Collected data
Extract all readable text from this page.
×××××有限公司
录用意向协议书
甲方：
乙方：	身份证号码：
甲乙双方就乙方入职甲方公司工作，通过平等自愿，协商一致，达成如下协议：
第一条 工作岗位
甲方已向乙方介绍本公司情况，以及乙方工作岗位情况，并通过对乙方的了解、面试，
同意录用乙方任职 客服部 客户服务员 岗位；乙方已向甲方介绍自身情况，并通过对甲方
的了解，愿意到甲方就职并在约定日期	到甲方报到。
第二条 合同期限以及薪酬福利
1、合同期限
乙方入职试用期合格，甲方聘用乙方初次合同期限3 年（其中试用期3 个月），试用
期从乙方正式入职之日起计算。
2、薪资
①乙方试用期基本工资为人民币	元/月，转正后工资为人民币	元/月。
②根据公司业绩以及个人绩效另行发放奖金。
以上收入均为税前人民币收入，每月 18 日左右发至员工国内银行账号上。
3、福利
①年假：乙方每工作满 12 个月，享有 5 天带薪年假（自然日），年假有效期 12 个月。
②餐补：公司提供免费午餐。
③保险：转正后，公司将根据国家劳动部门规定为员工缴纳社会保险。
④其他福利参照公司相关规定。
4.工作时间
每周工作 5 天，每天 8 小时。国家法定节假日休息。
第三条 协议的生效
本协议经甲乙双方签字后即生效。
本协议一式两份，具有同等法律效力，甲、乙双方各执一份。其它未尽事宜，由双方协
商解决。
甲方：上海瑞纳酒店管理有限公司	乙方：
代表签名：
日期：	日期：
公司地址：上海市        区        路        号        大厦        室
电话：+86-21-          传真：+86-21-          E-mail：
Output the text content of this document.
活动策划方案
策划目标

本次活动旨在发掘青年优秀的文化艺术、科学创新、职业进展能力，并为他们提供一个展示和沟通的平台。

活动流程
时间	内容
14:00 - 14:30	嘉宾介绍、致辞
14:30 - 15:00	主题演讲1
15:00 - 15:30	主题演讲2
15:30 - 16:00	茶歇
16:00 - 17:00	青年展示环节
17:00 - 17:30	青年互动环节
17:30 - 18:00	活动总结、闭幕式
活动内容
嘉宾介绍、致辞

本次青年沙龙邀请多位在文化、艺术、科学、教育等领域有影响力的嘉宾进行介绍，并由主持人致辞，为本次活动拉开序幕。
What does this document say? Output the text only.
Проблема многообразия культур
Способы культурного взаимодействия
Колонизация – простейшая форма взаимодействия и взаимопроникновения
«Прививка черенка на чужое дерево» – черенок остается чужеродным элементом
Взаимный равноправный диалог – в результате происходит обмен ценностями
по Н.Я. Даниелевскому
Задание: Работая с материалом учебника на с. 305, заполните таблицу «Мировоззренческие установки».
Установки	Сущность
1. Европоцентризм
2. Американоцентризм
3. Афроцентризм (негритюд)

§ Problem
Print the whole listing again, exactly.

§ The response
Extract all readable text from this page.
×××××有限公司
录用意向协议书
甲方：
乙方：	身份证号码：
甲乙双方就乙方入职甲方公司工作，通过平等自愿，协商一致，达成如下协议：
第一条 工作岗位
甲方已向乙方介绍本公司情况，以及乙方工作岗位情况，并通过对乙方的了解、面试，
同意录用乙方任职 客服部 客户服务员 岗位；乙方已向甲方介绍自身情况，并通过对甲方
的了解，愿意到甲方就职并在约定日期	到甲方报到。
第二条 合同期限以及薪酬福利
1、合同期限
乙方入职试用期合格，甲方聘用乙方初次合同期限3 年（其中试用期3 个月），试用
期从乙方正式入职之日起计算。
2、薪资
①乙方试用期基本工资为人民币	元/月，转正后工资为人民币	元/月。
②根据公司业绩以及个人绩效另行发放奖金。
以上收入均为税前人民币收入，每月 18 日左右发至员工国内银行账号上。
3、福利
①年假：乙方每工作满 12 个月，享有 5 天带薪年假（自然日），年假有效期 12 个月。
②餐补：公司提供免费午餐。
③保险：转正后，公司将根据国家劳动部门规定为员工缴纳社会保险。
④其他福利参照公司相关规定。
4.工作时间
每周工作 5 天，每天 8 小时。国家法定节假日休息。
第三条 协议的生效
本协议经甲乙双方签字后即生效。
本协议一式两份，具有同等法律效力，甲、乙双方各执一份。其它未尽事宜，由双方协
商解决。
甲方：上海瑞纳酒店管理有限公司	乙方：
代表签名：
日期：	日期：
公司地址：上海市        区        路        号        大厦        室
电话：+86-21-          传真：+86-21-          E-mail：
Output the text content of this document.
活动策划方案
策划目标

本次活动旨在发掘青年优秀的文化艺术、科学创新、职业进展能力，并为他们提供一个展示和沟通的平台。

活动流程
时间	内容
14:00 - 14:30	嘉宾介绍、致辞
14:30 - 15:00	主题演讲1
15:00 - 15:30	主题演讲2
15:30 - 16:00	茶歇
16:00 - 17:00	青年展示环节
17:00 - 17:30	青年互动环节
17:30 - 18:00	活动总结、闭幕式
活动内容
嘉宾介绍、致辞

本次青年沙龙邀请多位在文化、艺术、科学、教育等领域有影响力的嘉宾进行介绍，并由主持人致辞，为本次活动拉开序幕。
What does this document say? Output the text only.
Проблема многообразия культур
Способы культурного взаимодействия
Колонизация – простейшая форма взаимодействия и взаимопроникновения
«Прививка черенка на чужое дерево» – черенок остается чужеродным элементом
Взаимный равноправный диалог – в результате происходит обмен ценностями
по Н.Я. Даниелевскому
Задание: Работая с материалом учебника на с. 305, заполните таблицу «Мировоззренческие установки».
Установки	Сущность
1. Европоцентризм
2. Американоцентризм
3. Афроцентризм (негритюд)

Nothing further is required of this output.